■ **Written exercise**:
Your task is to output the entries below word for word.

***

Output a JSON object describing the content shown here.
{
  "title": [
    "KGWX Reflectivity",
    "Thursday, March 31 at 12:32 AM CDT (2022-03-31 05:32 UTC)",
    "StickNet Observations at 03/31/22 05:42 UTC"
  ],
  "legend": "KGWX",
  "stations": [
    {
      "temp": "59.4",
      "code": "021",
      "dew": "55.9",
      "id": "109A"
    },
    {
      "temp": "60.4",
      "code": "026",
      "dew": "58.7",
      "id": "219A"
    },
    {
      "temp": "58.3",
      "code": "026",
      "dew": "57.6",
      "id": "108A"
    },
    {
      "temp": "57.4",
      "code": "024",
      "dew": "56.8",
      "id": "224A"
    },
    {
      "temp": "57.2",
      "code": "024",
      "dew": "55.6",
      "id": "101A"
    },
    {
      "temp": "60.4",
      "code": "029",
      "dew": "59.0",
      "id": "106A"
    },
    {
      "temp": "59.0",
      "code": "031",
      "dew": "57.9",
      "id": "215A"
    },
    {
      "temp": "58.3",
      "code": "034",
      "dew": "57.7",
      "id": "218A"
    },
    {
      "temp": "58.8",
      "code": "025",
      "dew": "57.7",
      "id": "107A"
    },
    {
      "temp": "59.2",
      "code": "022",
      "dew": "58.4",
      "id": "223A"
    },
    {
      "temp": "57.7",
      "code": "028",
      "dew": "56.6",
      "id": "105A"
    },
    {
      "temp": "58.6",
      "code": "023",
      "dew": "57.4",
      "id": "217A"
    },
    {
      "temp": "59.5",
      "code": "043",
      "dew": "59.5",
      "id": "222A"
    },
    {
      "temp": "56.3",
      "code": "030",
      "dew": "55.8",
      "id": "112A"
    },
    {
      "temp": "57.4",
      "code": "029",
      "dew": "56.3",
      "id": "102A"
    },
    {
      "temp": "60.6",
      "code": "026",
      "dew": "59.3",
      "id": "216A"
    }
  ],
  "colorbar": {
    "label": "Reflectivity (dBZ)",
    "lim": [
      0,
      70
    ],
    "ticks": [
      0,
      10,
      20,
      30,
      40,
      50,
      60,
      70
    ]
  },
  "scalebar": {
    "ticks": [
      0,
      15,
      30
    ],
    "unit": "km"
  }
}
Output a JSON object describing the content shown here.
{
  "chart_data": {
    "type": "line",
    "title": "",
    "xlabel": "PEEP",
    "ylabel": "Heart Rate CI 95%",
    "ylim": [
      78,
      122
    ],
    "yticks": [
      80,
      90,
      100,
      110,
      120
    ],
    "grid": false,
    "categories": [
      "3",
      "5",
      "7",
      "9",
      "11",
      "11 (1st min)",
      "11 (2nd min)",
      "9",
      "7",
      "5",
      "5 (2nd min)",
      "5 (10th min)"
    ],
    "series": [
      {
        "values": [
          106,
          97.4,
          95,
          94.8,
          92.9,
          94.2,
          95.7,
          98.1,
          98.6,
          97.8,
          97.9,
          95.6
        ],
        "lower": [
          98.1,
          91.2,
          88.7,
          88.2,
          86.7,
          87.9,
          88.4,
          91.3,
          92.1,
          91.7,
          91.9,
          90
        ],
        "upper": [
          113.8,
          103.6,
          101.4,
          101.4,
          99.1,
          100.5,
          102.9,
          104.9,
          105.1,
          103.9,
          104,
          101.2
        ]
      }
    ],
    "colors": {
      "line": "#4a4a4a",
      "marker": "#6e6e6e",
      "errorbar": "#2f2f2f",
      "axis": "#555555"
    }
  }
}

***

■ **Finished task**:
Output a JSON object describing the content shown here.
{
  "title": [
    "KGWX Reflectivity",
    "Thursday, March 31 at 12:32 AM CDT (2022-03-31 05:32 UTC)",
    "StickNet Observations at 03/31/22 05:42 UTC"
  ],
  "legend": "KGWX",
  "stations": [
    {
      "temp": "59.4",
      "code": "021",
      "dew": "55.9",
      "id": "109A"
    },
    {
      "temp": "60.4",
      "code": "026",
      "dew": "58.7",
      "id": "219A"
    },
    {
      "temp": "58.3",
      "code": "026",
      "dew": "57.6",
      "id": "108A"
    },
    {
      "temp": "57.4",
      "code": "024",
      "dew": "56.8",
      "id": "224A"
    },
    {
      "temp": "57.2",
      "code": "024",
      "dew": "55.6",
      "id": "101A"
    },
    {
      "temp": "60.4",
      "code": "029",
      "dew": "59.0",
      "id": "106A"
    },
    {
      "temp": "59.0",
      "code": "031",
      "dew": "57.9",
      "id": "215A"
    },
    {
      "temp": "58.3",
      "code": "034",
      "dew": "57.7",
      "id": "218A"
    },
    {
      "temp": "58.8",
      "code": "025",
      "dew": "57.7",
      "id": "107A"
    },
    {
      "temp": "59.2",
      "code": "022",
      "dew": "58.4",
      "id": "223A"
    },
    {
      "temp": "57.7",
      "code": "028",
      "dew": "56.6",
      "id": "105A"
    },
    {
      "temp": "58.6",
      "code": "023",
      "dew": "57.4",
      "id": "217A"
    },
    {
      "temp": "59.5",
      "code": "043",
      "dew": "59.5",
      "id": "222A"
    },
    {
      "temp": "56.3",
      "code": "030",
      "dew": "55.8",
      "id": "112A"
    },
    {
      "temp": "57.4",
      "code": "029",
      "dew": "56.3",
      "id": "102A"
    },
    {
      "temp": "60.6",
      "code": "026",
      "dew": "59.3",
      "id": "216A"
    }
  ],
  "colorbar": {
    "label": "Reflectivity (dBZ)",
    "lim": [
      0,
      70
    ],
    "ticks": [
      0,
      10,
      20,
      30,
      40,
      50,
      60,
      70
    ]
  },
  "scalebar": {
    "ticks": [
      0,
      15,
      30
    ],
    "unit": "km"
  }
}
Output a JSON object describing the content shown here.
{
  "chart_data": {
    "type": "line",
    "title": "",
    "xlabel": "PEEP",
    "ylabel": "Heart Rate CI 95%",
    "ylim": [
      78,
      122
    ],
    "yticks": [
      80,
      90,
      100,
      110,
      120
    ],
    "grid": false,
    "categories": [
      "3",
      "5",
      "7",
      "9",
      "11",
      "11 (1st min)",
      "11 (2nd min)",
      "9",
      "7",
      "5",
      "5 (2nd min)",
      "5 (10th min)"
    ],
    "series": [
      {
        "values": [
          106,
          97.4,
          95,
          94.8,
          92.9,
          94.2,
          95.7,
          98.1,
          98.6,
          97.8,
          97.9,
          95.6
        ],
        "lower": [
          98.1,
          91.2,
          88.7,
          88.2,
          86.7,
          87.9,
          88.4,
          91.3,
          92.1,
          91.7,
          91.9,
          90
        ],
        "upper": [
          113.8,
          103.6,
          101.4,
          101.4,
          99.1,
          100.5,
          102.9,
          104.9,
          105.1,
          103.9,
          104,
          101.2
        ]
      }
    ],
    "colors": {
      "line": "#4a4a4a",
      "marker": "#6e6e6e",
      "errorbar": "#2f2f2f",
      "axis": "#555555"
    }
  }
}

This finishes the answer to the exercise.